• Challenge: Quote all lines below exactly. Images stay out.

------

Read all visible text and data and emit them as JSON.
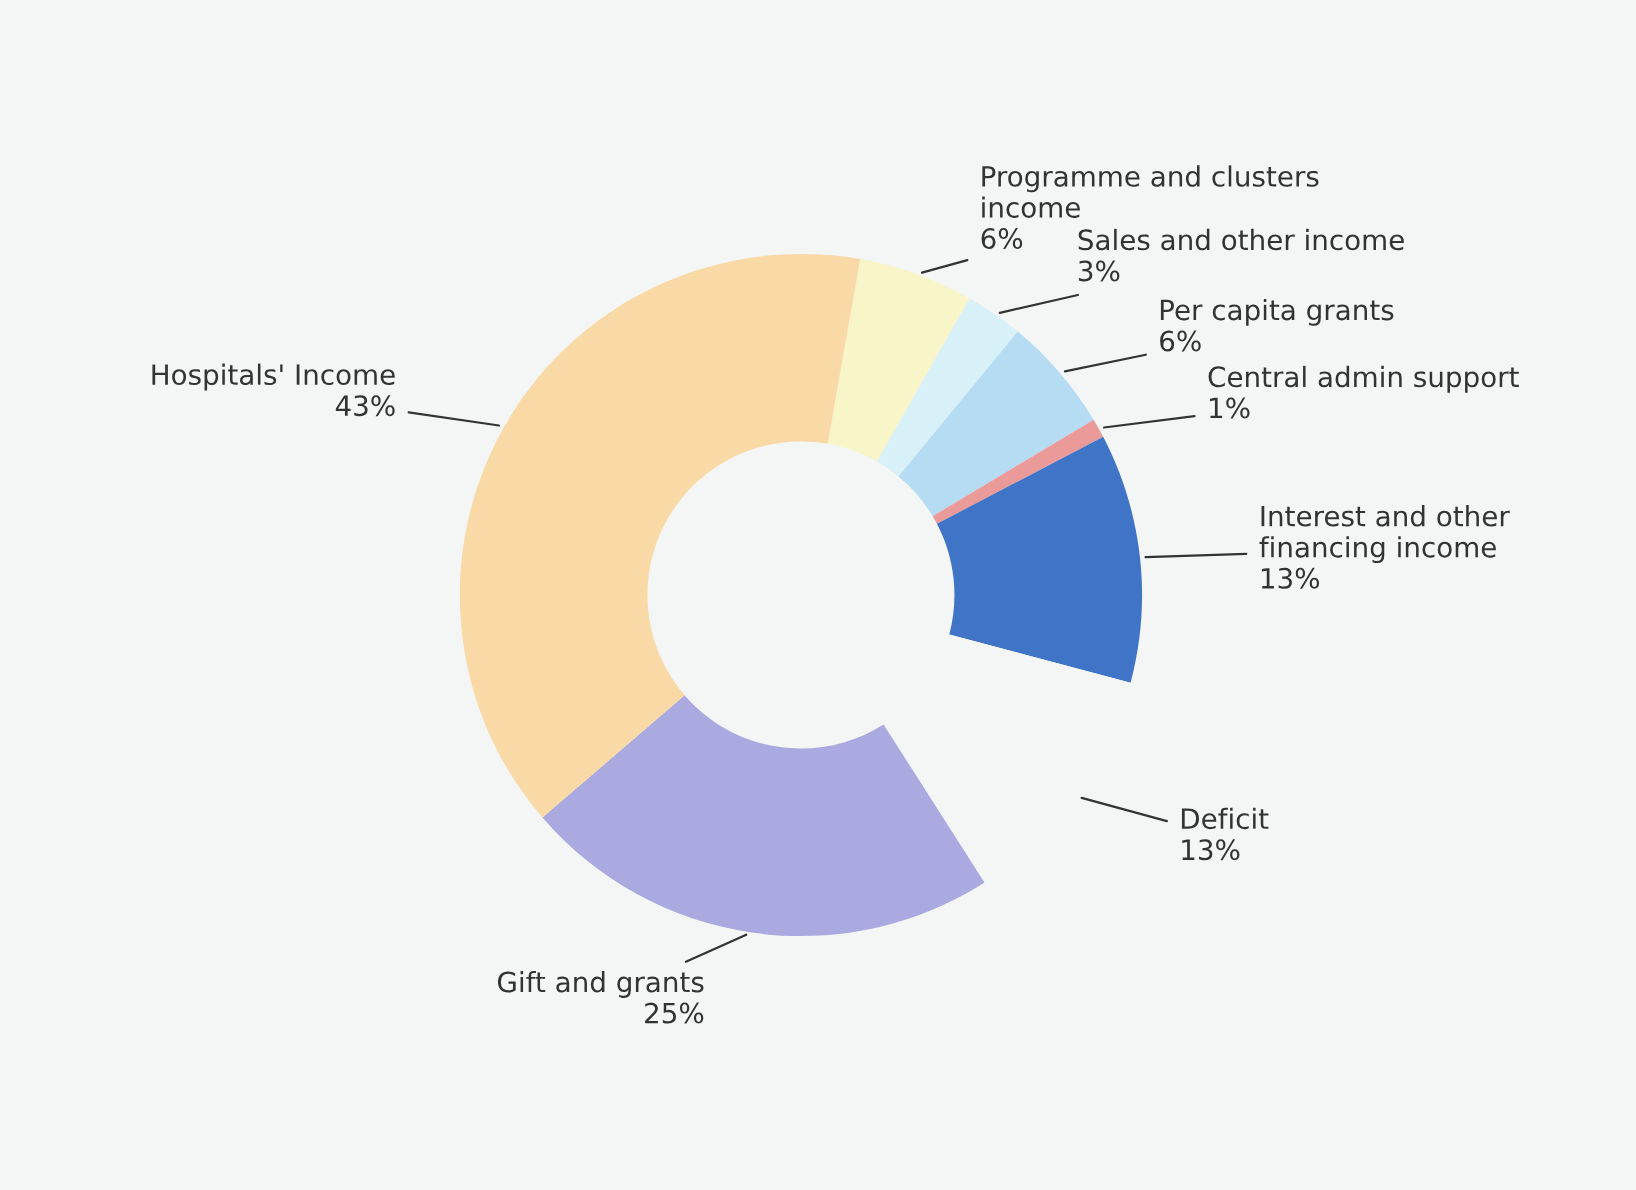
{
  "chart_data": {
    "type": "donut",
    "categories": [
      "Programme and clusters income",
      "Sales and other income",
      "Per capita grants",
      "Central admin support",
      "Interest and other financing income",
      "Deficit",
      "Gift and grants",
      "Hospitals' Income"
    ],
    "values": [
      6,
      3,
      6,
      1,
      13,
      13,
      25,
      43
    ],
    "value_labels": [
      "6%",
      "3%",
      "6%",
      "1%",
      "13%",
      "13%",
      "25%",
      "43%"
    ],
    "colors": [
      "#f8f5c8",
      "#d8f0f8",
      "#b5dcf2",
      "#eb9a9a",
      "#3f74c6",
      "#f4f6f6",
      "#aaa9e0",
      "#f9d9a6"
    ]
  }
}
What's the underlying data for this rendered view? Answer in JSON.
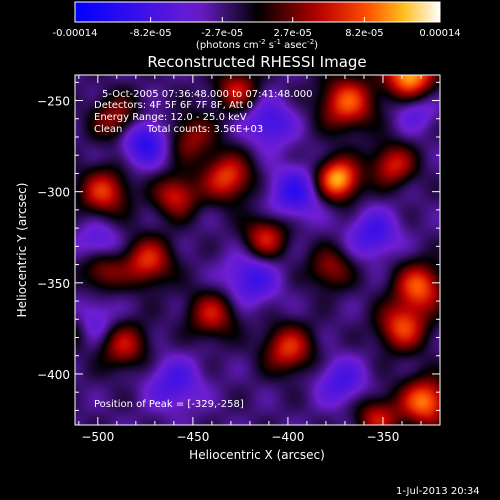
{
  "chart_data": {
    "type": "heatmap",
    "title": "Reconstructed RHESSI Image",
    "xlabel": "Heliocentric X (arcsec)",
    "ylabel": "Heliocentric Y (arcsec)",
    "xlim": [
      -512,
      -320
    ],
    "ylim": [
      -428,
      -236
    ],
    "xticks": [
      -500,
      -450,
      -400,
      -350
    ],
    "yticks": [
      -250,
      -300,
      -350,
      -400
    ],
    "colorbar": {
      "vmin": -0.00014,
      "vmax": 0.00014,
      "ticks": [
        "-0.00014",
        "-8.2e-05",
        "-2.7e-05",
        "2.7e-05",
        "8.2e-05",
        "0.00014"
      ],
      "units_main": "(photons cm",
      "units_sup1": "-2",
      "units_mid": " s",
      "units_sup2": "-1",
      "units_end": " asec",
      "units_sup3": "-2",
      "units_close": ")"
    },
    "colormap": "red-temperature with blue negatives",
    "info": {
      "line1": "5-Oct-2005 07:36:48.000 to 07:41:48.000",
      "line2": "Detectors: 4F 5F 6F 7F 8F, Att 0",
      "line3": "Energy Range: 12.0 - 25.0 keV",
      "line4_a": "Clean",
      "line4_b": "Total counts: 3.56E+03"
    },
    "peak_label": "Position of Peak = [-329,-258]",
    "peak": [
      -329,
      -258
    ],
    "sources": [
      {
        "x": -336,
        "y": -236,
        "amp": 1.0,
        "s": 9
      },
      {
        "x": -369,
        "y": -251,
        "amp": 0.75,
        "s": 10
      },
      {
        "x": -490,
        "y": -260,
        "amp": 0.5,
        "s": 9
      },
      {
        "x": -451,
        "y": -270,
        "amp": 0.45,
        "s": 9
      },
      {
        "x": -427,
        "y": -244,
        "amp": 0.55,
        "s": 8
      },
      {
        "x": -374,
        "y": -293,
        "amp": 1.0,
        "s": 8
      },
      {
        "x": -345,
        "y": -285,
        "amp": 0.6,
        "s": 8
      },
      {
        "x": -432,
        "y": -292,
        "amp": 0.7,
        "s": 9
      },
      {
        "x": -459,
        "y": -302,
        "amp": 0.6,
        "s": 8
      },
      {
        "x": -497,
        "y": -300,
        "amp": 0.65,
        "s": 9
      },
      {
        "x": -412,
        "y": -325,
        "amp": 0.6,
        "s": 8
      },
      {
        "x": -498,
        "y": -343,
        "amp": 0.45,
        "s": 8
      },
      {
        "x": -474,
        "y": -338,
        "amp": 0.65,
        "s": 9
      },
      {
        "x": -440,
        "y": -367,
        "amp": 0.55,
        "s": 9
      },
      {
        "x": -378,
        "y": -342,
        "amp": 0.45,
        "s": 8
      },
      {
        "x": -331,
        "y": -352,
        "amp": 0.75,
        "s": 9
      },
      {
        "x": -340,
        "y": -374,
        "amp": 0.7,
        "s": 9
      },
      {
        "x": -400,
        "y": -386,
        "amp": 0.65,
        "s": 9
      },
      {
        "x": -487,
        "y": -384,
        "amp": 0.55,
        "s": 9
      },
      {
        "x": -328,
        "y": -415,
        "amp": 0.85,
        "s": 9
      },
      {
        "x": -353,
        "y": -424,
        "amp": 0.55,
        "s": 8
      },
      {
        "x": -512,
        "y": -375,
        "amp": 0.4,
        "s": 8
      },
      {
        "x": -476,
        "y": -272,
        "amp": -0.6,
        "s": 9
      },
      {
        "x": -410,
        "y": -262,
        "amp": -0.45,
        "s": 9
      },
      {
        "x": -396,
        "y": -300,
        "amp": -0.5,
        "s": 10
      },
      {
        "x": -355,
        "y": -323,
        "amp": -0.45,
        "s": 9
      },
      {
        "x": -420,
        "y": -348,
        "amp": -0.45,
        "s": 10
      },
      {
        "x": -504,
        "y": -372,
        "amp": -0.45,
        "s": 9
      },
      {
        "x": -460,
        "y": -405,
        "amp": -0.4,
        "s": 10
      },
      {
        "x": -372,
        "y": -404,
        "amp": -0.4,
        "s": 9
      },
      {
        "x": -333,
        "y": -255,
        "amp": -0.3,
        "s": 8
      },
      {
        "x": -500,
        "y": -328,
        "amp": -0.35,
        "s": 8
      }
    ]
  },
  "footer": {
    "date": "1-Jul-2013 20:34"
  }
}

------

• Complete output:
Read all visible text and data and emit them as JSON.
{
  "chart_data": {
    "type": "donut",
    "categories": [
      "Programme and clusters income",
      "Sales and other income",
      "Per capita grants",
      "Central admin support",
      "Interest and other financing income",
      "Deficit",
      "Gift and grants",
      "Hospitals' Income"
    ],
    "values": [
      6,
      3,
      6,
      1,
      13,
      13,
      25,
      43
    ],
    "value_labels": [
      "6%",
      "3%",
      "6%",
      "1%",
      "13%",
      "13%",
      "25%",
      "43%"
    ],
    "colors": [
      "#f8f5c8",
      "#d8f0f8",
      "#b5dcf2",
      "#eb9a9a",
      "#3f74c6",
      "#f4f6f6",
      "#aaa9e0",
      "#f9d9a6"
    ]
  }
}
What's the underlying data for this rendered view? Answer in JSON.
{
  "chart_data": {
    "type": "heatmap",
    "title": "Reconstructed RHESSI Image",
    "xlabel": "Heliocentric X (arcsec)",
    "ylabel": "Heliocentric Y (arcsec)",
    "xlim": [
      -512,
      -320
    ],
    "ylim": [
      -428,
      -236
    ],
    "xticks": [
      -500,
      -450,
      -400,
      -350
    ],
    "yticks": [
      -250,
      -300,
      -350,
      -400
    ],
    "colorbar": {
      "vmin": -0.00014,
      "vmax": 0.00014,
      "ticks": [
        "-0.00014",
        "-8.2e-05",
        "-2.7e-05",
        "2.7e-05",
        "8.2e-05",
        "0.00014"
      ],
      "units_main": "(photons cm",
      "units_sup1": "-2",
      "units_mid": " s",
      "units_sup2": "-1",
      "units_end": " asec",
      "units_sup3": "-2",
      "units_close": ")"
    },
    "colormap": "red-temperature with blue negatives",
    "info": {
      "line1": "5-Oct-2005 07:36:48.000 to 07:41:48.000",
      "line2": "Detectors: 4F 5F 6F 7F 8F, Att 0",
      "line3": "Energy Range: 12.0 - 25.0 keV",
      "line4_a": "Clean",
      "line4_b": "Total counts: 3.56E+03"
    },
    "peak_label": "Position of Peak = [-329,-258]",
    "peak": [
      -329,
      -258
    ],
    "sources": [
      {
        "x": -336,
        "y": -236,
        "amp": 1.0,
        "s": 9
      },
      {
        "x": -369,
        "y": -251,
        "amp": 0.75,
        "s": 10
      },
      {
        "x": -490,
        "y": -260,
        "amp": 0.5,
        "s": 9
      },
      {
        "x": -451,
        "y": -270,
        "amp": 0.45,
        "s": 9
      },
      {
        "x": -427,
        "y": -244,
        "amp": 0.55,
        "s": 8
      },
      {
        "x": -374,
        "y": -293,
        "amp": 1.0,
        "s": 8
      },
      {
        "x": -345,
        "y": -285,
        "amp": 0.6,
        "s": 8
      },
      {
        "x": -432,
        "y": -292,
        "amp": 0.7,
        "s": 9
      },
      {
        "x": -459,
        "y": -302,
        "amp": 0.6,
        "s": 8
      },
      {
        "x": -497,
        "y": -300,
        "amp": 0.65,
        "s": 9
      },
      {
        "x": -412,
        "y": -325,
        "amp": 0.6,
        "s": 8
      },
      {
        "x": -498,
        "y": -343,
        "amp": 0.45,
        "s": 8
      },
      {
        "x": -474,
        "y": -338,
        "amp": 0.65,
        "s": 9
      },
      {
        "x": -440,
        "y": -367,
        "amp": 0.55,
        "s": 9
      },
      {
        "x": -378,
        "y": -342,
        "amp": 0.45,
        "s": 8
      },
      {
        "x": -331,
        "y": -352,
        "amp": 0.75,
        "s": 9
      },
      {
        "x": -340,
        "y": -374,
        "amp": 0.7,
        "s": 9
      },
      {
        "x": -400,
        "y": -386,
        "amp": 0.65,
        "s": 9
      },
      {
        "x": -487,
        "y": -384,
        "amp": 0.55,
        "s": 9
      },
      {
        "x": -328,
        "y": -415,
        "amp": 0.85,
        "s": 9
      },
      {
        "x": -353,
        "y": -424,
        "amp": 0.55,
        "s": 8
      },
      {
        "x": -512,
        "y": -375,
        "amp": 0.4,
        "s": 8
      },
      {
        "x": -476,
        "y": -272,
        "amp": -0.6,
        "s": 9
      },
      {
        "x": -410,
        "y": -262,
        "amp": -0.45,
        "s": 9
      },
      {
        "x": -396,
        "y": -300,
        "amp": -0.5,
        "s": 10
      },
      {
        "x": -355,
        "y": -323,
        "amp": -0.45,
        "s": 9
      },
      {
        "x": -420,
        "y": -348,
        "amp": -0.45,
        "s": 10
      },
      {
        "x": -504,
        "y": -372,
        "amp": -0.45,
        "s": 9
      },
      {
        "x": -460,
        "y": -405,
        "amp": -0.4,
        "s": 10
      },
      {
        "x": -372,
        "y": -404,
        "amp": -0.4,
        "s": 9
      },
      {
        "x": -333,
        "y": -255,
        "amp": -0.3,
        "s": 8
      },
      {
        "x": -500,
        "y": -328,
        "amp": -0.35,
        "s": 8
      }
    ]
  },
  "footer": {
    "date": "1-Jul-2013 20:34"
  }
}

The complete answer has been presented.